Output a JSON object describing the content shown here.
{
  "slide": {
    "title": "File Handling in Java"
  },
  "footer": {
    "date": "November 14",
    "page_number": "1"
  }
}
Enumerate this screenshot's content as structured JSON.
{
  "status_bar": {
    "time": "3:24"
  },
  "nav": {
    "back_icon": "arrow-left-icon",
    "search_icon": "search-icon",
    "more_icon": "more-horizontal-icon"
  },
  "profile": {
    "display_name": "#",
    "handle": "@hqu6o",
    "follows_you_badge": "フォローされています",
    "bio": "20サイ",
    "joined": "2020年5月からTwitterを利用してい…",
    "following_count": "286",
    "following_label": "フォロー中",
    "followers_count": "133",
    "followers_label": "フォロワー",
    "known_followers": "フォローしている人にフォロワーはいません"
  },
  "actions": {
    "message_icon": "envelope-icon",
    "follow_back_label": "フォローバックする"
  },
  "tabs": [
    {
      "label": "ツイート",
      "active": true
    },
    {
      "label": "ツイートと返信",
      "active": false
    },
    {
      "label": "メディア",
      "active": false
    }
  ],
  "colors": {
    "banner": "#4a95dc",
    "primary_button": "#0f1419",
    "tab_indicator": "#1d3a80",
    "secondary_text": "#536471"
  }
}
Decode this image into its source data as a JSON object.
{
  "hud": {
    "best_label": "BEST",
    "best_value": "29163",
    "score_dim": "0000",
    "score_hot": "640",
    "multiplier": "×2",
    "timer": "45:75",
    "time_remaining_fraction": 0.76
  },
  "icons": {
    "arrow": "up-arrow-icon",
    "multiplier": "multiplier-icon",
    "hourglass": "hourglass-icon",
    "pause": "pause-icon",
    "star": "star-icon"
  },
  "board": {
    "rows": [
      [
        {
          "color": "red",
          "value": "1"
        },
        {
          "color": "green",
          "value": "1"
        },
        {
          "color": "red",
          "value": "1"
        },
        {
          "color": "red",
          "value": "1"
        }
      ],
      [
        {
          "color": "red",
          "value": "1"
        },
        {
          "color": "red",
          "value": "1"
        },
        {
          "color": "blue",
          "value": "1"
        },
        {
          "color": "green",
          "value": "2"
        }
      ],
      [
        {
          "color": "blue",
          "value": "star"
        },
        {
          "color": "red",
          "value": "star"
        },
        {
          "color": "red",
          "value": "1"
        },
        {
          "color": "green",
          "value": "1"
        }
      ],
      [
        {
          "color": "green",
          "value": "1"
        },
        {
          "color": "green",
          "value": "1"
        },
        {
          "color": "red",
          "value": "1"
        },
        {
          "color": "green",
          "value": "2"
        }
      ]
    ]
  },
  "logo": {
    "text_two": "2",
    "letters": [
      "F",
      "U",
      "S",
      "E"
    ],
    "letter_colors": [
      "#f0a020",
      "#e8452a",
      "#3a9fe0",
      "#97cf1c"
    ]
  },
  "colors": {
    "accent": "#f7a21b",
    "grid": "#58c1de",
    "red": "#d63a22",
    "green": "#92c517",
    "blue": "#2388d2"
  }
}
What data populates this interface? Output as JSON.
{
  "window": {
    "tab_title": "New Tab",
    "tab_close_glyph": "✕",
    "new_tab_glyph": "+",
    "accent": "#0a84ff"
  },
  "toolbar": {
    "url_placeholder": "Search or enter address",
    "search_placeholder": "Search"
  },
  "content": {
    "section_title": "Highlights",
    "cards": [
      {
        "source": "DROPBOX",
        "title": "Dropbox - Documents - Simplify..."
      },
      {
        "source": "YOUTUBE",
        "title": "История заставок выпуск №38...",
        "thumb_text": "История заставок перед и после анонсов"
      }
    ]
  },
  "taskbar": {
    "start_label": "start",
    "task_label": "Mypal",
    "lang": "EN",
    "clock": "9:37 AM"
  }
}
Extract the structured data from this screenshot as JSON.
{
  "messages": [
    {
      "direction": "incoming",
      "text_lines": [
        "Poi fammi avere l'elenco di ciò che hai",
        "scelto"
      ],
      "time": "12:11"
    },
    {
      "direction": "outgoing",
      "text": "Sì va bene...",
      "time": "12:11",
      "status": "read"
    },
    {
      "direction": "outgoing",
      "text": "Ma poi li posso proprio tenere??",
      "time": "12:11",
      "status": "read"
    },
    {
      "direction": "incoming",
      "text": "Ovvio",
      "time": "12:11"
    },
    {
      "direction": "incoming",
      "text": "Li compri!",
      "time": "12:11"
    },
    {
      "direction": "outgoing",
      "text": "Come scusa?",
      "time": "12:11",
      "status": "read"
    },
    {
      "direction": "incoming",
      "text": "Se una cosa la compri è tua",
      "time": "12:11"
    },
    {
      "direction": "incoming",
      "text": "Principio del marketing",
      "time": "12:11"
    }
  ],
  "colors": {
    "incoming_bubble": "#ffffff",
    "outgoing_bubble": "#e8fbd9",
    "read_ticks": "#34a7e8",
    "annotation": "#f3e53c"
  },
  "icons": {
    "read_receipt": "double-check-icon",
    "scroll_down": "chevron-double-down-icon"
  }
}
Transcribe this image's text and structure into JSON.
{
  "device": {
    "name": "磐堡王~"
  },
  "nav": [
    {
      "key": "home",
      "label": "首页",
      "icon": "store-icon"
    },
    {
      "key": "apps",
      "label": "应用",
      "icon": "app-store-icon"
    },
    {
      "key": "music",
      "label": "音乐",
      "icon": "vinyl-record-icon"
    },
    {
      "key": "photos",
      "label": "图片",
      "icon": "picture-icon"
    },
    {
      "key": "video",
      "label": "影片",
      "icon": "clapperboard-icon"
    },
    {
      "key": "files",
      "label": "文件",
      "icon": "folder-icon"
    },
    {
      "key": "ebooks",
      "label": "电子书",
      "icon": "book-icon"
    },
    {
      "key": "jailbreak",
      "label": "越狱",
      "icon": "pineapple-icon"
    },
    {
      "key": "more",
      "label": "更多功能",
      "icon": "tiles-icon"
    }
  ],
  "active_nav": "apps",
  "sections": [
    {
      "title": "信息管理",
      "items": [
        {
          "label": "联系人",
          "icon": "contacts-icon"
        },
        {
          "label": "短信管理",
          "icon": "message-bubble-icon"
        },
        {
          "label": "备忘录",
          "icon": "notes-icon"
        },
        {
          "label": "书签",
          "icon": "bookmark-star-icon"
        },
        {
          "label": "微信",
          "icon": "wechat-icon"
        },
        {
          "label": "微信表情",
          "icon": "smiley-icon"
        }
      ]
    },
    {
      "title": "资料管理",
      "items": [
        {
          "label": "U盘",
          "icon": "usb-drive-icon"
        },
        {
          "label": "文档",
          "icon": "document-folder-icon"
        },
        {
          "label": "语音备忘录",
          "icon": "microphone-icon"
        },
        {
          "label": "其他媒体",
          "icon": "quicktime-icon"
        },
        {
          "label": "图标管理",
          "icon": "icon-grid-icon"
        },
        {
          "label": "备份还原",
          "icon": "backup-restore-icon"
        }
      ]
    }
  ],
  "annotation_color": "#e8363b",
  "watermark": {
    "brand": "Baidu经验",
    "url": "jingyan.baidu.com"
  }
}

___

- _Aim_
Give a word-for-word copy of the records.

- _Task answer_
Output a JSON object describing the content shown here.
{
  "slide": {
    "title": "File Handling in Java"
  },
  "footer": {
    "date": "November 14",
    "page_number": "1"
  }
}
Enumerate this screenshot's content as structured JSON.
{
  "status_bar": {
    "time": "3:24"
  },
  "nav": {
    "back_icon": "arrow-left-icon",
    "search_icon": "search-icon",
    "more_icon": "more-horizontal-icon"
  },
  "profile": {
    "display_name": "#",
    "handle": "@hqu6o",
    "follows_you_badge": "フォローされています",
    "bio": "20サイ",
    "joined": "2020年5月からTwitterを利用してい…",
    "following_count": "286",
    "following_label": "フォロー中",
    "followers_count": "133",
    "followers_label": "フォロワー",
    "known_followers": "フォローしている人にフォロワーはいません"
  },
  "actions": {
    "message_icon": "envelope-icon",
    "follow_back_label": "フォローバックする"
  },
  "tabs": [
    {
      "label": "ツイート",
      "active": true
    },
    {
      "label": "ツイートと返信",
      "active": false
    },
    {
      "label": "メディア",
      "active": false
    }
  ],
  "colors": {
    "banner": "#4a95dc",
    "primary_button": "#0f1419",
    "tab_indicator": "#1d3a80",
    "secondary_text": "#536471"
  }
}
Decode this image into its source data as a JSON object.
{
  "hud": {
    "best_label": "BEST",
    "best_value": "29163",
    "score_dim": "0000",
    "score_hot": "640",
    "multiplier": "×2",
    "timer": "45:75",
    "time_remaining_fraction": 0.76
  },
  "icons": {
    "arrow": "up-arrow-icon",
    "multiplier": "multiplier-icon",
    "hourglass": "hourglass-icon",
    "pause": "pause-icon",
    "star": "star-icon"
  },
  "board": {
    "rows": [
      [
        {
          "color": "red",
          "value": "1"
        },
        {
          "color": "green",
          "value": "1"
        },
        {
          "color": "red",
          "value": "1"
        },
        {
          "color": "red",
          "value": "1"
        }
      ],
      [
        {
          "color": "red",
          "value": "1"
        },
        {
          "color": "red",
          "value": "1"
        },
        {
          "color": "blue",
          "value": "1"
        },
        {
          "color": "green",
          "value": "2"
        }
      ],
      [
        {
          "color": "blue",
          "value": "star"
        },
        {
          "color": "red",
          "value": "star"
        },
        {
          "color": "red",
          "value": "1"
        },
        {
          "color": "green",
          "value": "1"
        }
      ],
      [
        {
          "color": "green",
          "value": "1"
        },
        {
          "color": "green",
          "value": "1"
        },
        {
          "color": "red",
          "value": "1"
        },
        {
          "color": "green",
          "value": "2"
        }
      ]
    ]
  },
  "logo": {
    "text_two": "2",
    "letters": [
      "F",
      "U",
      "S",
      "E"
    ],
    "letter_colors": [
      "#f0a020",
      "#e8452a",
      "#3a9fe0",
      "#97cf1c"
    ]
  },
  "colors": {
    "accent": "#f7a21b",
    "grid": "#58c1de",
    "red": "#d63a22",
    "green": "#92c517",
    "blue": "#2388d2"
  }
}
What data populates this interface? Output as JSON.
{
  "window": {
    "tab_title": "New Tab",
    "tab_close_glyph": "✕",
    "new_tab_glyph": "+",
    "accent": "#0a84ff"
  },
  "toolbar": {
    "url_placeholder": "Search or enter address",
    "search_placeholder": "Search"
  },
  "content": {
    "section_title": "Highlights",
    "cards": [
      {
        "source": "DROPBOX",
        "title": "Dropbox - Documents - Simplify..."
      },
      {
        "source": "YOUTUBE",
        "title": "История заставок выпуск №38...",
        "thumb_text": "История заставок перед и после анонсов"
      }
    ]
  },
  "taskbar": {
    "start_label": "start",
    "task_label": "Mypal",
    "lang": "EN",
    "clock": "9:37 AM"
  }
}
Extract the structured data from this screenshot as JSON.
{
  "messages": [
    {
      "direction": "incoming",
      "text_lines": [
        "Poi fammi avere l'elenco di ciò che hai",
        "scelto"
      ],
      "time": "12:11"
    },
    {
      "direction": "outgoing",
      "text": "Sì va bene...",
      "time": "12:11",
      "status": "read"
    },
    {
      "direction": "outgoing",
      "text": "Ma poi li posso proprio tenere??",
      "time": "12:11",
      "status": "read"
    },
    {
      "direction": "incoming",
      "text": "Ovvio",
      "time": "12:11"
    },
    {
      "direction": "incoming",
      "text": "Li compri!",
      "time": "12:11"
    },
    {
      "direction": "outgoing",
      "text": "Come scusa?",
      "time": "12:11",
      "status": "read"
    },
    {
      "direction": "incoming",
      "text": "Se una cosa la compri è tua",
      "time": "12:11"
    },
    {
      "direction": "incoming",
      "text": "Principio del marketing",
      "time": "12:11"
    }
  ],
  "colors": {
    "incoming_bubble": "#ffffff",
    "outgoing_bubble": "#e8fbd9",
    "read_ticks": "#34a7e8",
    "annotation": "#f3e53c"
  },
  "icons": {
    "read_receipt": "double-check-icon",
    "scroll_down": "chevron-double-down-icon"
  }
}
Transcribe this image's text and structure into JSON.
{
  "device": {
    "name": "磐堡王~"
  },
  "nav": [
    {
      "key": "home",
      "label": "首页",
      "icon": "store-icon"
    },
    {
      "key": "apps",
      "label": "应用",
      "icon": "app-store-icon"
    },
    {
      "key": "music",
      "label": "音乐",
      "icon": "vinyl-record-icon"
    },
    {
      "key": "photos",
      "label": "图片",
      "icon": "picture-icon"
    },
    {
      "key": "video",
      "label": "影片",
      "icon": "clapperboard-icon"
    },
    {
      "key": "files",
      "label": "文件",
      "icon": "folder-icon"
    },
    {
      "key": "ebooks",
      "label": "电子书",
      "icon": "book-icon"
    },
    {
      "key": "jailbreak",
      "label": "越狱",
      "icon": "pineapple-icon"
    },
    {
      "key": "more",
      "label": "更多功能",
      "icon": "tiles-icon"
    }
  ],
  "active_nav": "apps",
  "sections": [
    {
      "title": "信息管理",
      "items": [
        {
          "label": "联系人",
          "icon": "contacts-icon"
        },
        {
          "label": "短信管理",
          "icon": "message-bubble-icon"
        },
        {
          "label": "备忘录",
          "icon": "notes-icon"
        },
        {
          "label": "书签",
          "icon": "bookmark-star-icon"
        },
        {
          "label": "微信",
          "icon": "wechat-icon"
        },
        {
          "label": "微信表情",
          "icon": "smiley-icon"
        }
      ]
    },
    {
      "title": "资料管理",
      "items": [
        {
          "label": "U盘",
          "icon": "usb-drive-icon"
        },
        {
          "label": "文档",
          "icon": "document-folder-icon"
        },
        {
          "label": "语音备忘录",
          "icon": "microphone-icon"
        },
        {
          "label": "其他媒体",
          "icon": "quicktime-icon"
        },
        {
          "label": "图标管理",
          "icon": "icon-grid-icon"
        },
        {
          "label": "备份还原",
          "icon": "backup-restore-icon"
        }
      ]
    }
  ],
  "annotation_color": "#e8363b",
  "watermark": {
    "brand": "Baidu经验",
    "url": "jingyan.baidu.com"
  }
}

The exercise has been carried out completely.